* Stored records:
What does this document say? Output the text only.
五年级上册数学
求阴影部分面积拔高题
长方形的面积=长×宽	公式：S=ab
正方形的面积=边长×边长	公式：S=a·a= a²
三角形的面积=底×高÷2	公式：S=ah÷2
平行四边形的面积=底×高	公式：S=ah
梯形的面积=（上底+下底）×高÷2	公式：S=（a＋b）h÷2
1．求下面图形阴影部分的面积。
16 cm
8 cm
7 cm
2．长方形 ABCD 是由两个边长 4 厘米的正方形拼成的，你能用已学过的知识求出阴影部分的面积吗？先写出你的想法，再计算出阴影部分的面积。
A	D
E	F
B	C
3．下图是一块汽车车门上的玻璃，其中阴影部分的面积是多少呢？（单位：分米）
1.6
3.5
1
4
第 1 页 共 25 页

* GOAL OF THE EXERCISE: Above are some records. Print them all exactly.

* ANSWER BELOW:
What does this document say? Output the text only.
五年级上册数学
求阴影部分面积拔高题
长方形的面积=长×宽	公式：S=ab
正方形的面积=边长×边长	公式：S=a·a= a²
三角形的面积=底×高÷2	公式：S=ah÷2
平行四边形的面积=底×高	公式：S=ah
梯形的面积=（上底+下底）×高÷2	公式：S=（a＋b）h÷2
1．求下面图形阴影部分的面积。
16 cm
8 cm
7 cm
2．长方形 ABCD 是由两个边长 4 厘米的正方形拼成的，你能用已学过的知识求出阴影部分的面积吗？先写出你的想法，再计算出阴影部分的面积。
A	D
E	F
B	C
3．下图是一块汽车车门上的玻璃，其中阴影部分的面积是多少呢？（单位：分米）
1.6
3.5
1
4
第 1 页 共 25 页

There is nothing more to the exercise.